→ WHAT TO PRODUCE
Copy every line with the string "name" in it.

════════════════════

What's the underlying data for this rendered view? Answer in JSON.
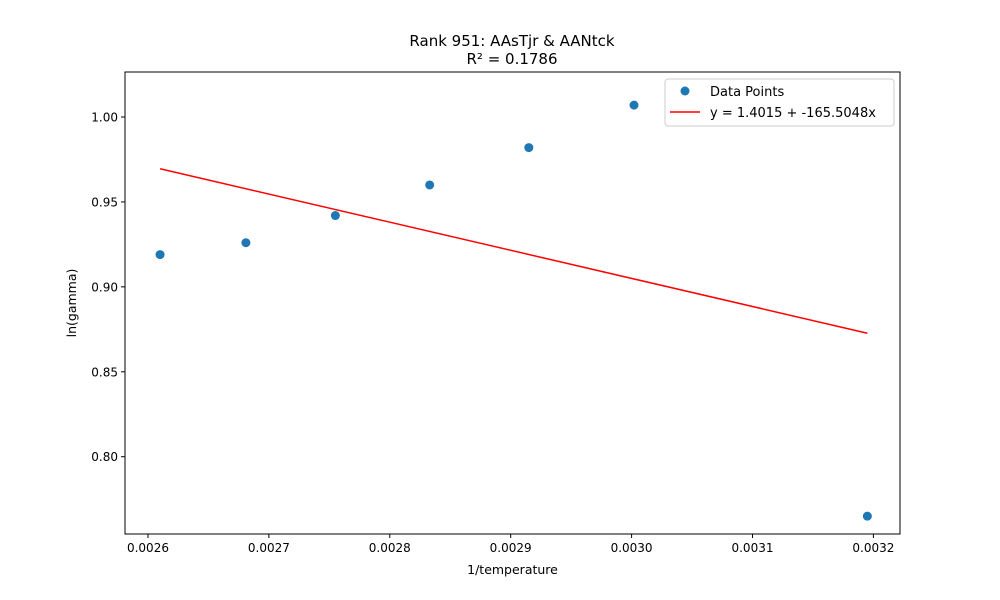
{
  "chart_data": {
    "type": "scatter",
    "title": "Rank 951: AAsTjr & AANtck",
    "subtitle": "R² = 0.1786",
    "xlabel": "1/temperature",
    "ylabel": "ln(gamma)",
    "xlim": [
      0.002581,
      0.003222
    ],
    "ylim": [
      0.7545,
      1.0265
    ],
    "x_ticks": [
      0.0026,
      0.0027,
      0.0028,
      0.0029,
      0.003,
      0.0031,
      0.0032
    ],
    "x_tick_labels": [
      "0.0026",
      "0.0027",
      "0.0028",
      "0.0029",
      "0.0030",
      "0.0031",
      "0.0032"
    ],
    "y_ticks": [
      0.8,
      0.85,
      0.9,
      0.95,
      1.0
    ],
    "y_tick_labels": [
      "0.80",
      "0.85",
      "0.90",
      "0.95",
      "1.00"
    ],
    "grid": false,
    "legend_position": "top-right",
    "series": [
      {
        "name": "Data Points",
        "kind": "scatter",
        "color": "#1f77b4",
        "x": [
          0.00261,
          0.002681,
          0.002755,
          0.002833,
          0.002915,
          0.003002,
          0.003195
        ],
        "y": [
          0.919,
          0.926,
          0.942,
          0.96,
          0.982,
          1.007,
          0.765
        ]
      },
      {
        "name": "y = 1.4015 + -165.5048x",
        "kind": "line",
        "color": "#ff0000",
        "intercept": 1.4015,
        "slope": -165.5048,
        "x": [
          0.00261,
          0.003195
        ]
      }
    ]
  }
}
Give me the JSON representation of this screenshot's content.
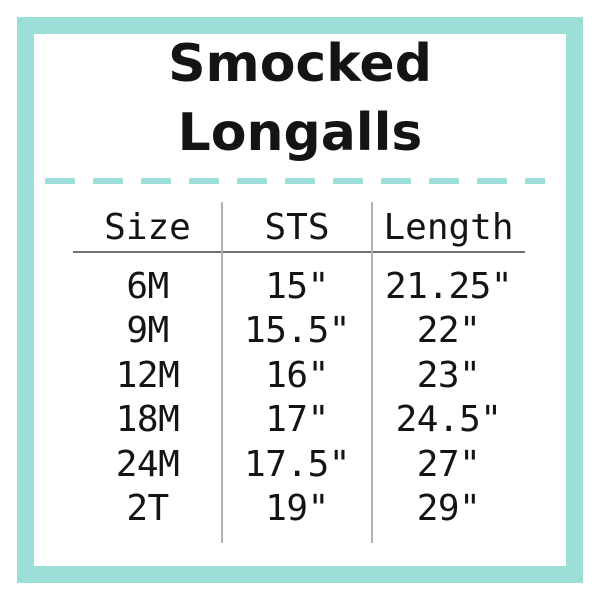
{
  "title": {
    "line1": "Smocked",
    "line2": "Longalls"
  },
  "colors": {
    "accent_teal": "#9BDFD8",
    "header_rule": "#707070",
    "column_rule": "#B0B0B0",
    "text": "#141414"
  },
  "chart_data": {
    "type": "table",
    "title": "Smocked Longalls",
    "columns": [
      "Size",
      "STS",
      "Length"
    ],
    "rows": [
      [
        "6M",
        "15\"",
        "21.25\""
      ],
      [
        "9M",
        "15.5\"",
        "22\""
      ],
      [
        "12M",
        "16\"",
        "23\""
      ],
      [
        "18M",
        "17\"",
        "24.5\""
      ],
      [
        "24M",
        "17.5\"",
        "27\""
      ],
      [
        "2T",
        "19\"",
        "29\""
      ]
    ],
    "layout": {
      "grid": "column dividers and header underline only",
      "header_position": "top row",
      "value_unit": "inches"
    }
  }
}
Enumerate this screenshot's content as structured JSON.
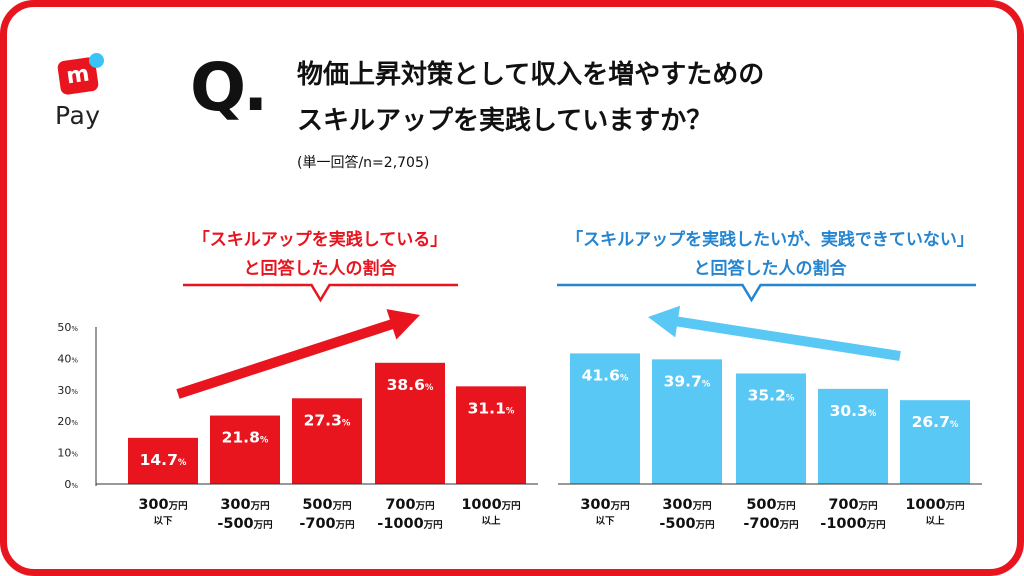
{
  "logo": {
    "mark": "m",
    "text": "Pay"
  },
  "title": {
    "q_mark": "Q.",
    "line1": "物価上昇対策として収入を増やすための",
    "line2": "スキルアップを実践していますか？"
  },
  "subtitle": "(単一回答/n=2,705)",
  "colors": {
    "red": "#e8141e",
    "blue": "#5ac8f5",
    "blue_dark": "#2585d0",
    "text": "#111111"
  },
  "chart_data": [
    {
      "type": "bar",
      "title_line1": "「スキルアップを実践している」",
      "title_line2": "と回答した人の割合",
      "categories": [
        {
          "main": "300",
          "unit": "万円",
          "sub": "以下"
        },
        {
          "main": "300",
          "unit": "万円",
          "sub": "-500",
          "sub_unit": "万円"
        },
        {
          "main": "500",
          "unit": "万円",
          "sub": "-700",
          "sub_unit": "万円"
        },
        {
          "main": "700",
          "unit": "万円",
          "sub": "-1000",
          "sub_unit": "万円"
        },
        {
          "main": "1000",
          "unit": "万円",
          "sub": "以上"
        }
      ],
      "values": [
        14.7,
        21.8,
        27.3,
        38.6,
        31.1
      ],
      "value_unit": "%",
      "ylim": [
        0,
        50
      ],
      "yticks": [
        {
          "value": 0,
          "label": "0",
          "unit": "%"
        },
        {
          "value": 10,
          "label": "10",
          "unit": "%"
        },
        {
          "value": 20,
          "label": "20",
          "unit": "%"
        },
        {
          "value": 30,
          "label": "30",
          "unit": "%"
        },
        {
          "value": 40,
          "label": "40",
          "unit": "%"
        },
        {
          "value": 50,
          "label": "50",
          "unit": "%"
        }
      ],
      "trend": "up",
      "color": "#e8141e"
    },
    {
      "type": "bar",
      "title_line1": "「スキルアップを実践したいが、実践できていない」",
      "title_line2": "と回答した人の割合",
      "categories": [
        {
          "main": "300",
          "unit": "万円",
          "sub": "以下"
        },
        {
          "main": "300",
          "unit": "万円",
          "sub": "-500",
          "sub_unit": "万円"
        },
        {
          "main": "500",
          "unit": "万円",
          "sub": "-700",
          "sub_unit": "万円"
        },
        {
          "main": "700",
          "unit": "万円",
          "sub": "-1000",
          "sub_unit": "万円"
        },
        {
          "main": "1000",
          "unit": "万円",
          "sub": "以上"
        }
      ],
      "values": [
        41.6,
        39.7,
        35.2,
        30.3,
        26.7
      ],
      "value_unit": "%",
      "ylim": [
        0,
        50
      ],
      "trend": "down",
      "color": "#5ac8f5"
    }
  ]
}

════════════════════

→ ANSWER TO THE TASK
        "name": "Data Points",
        "name": "y = 1.4015 + -165.5048x",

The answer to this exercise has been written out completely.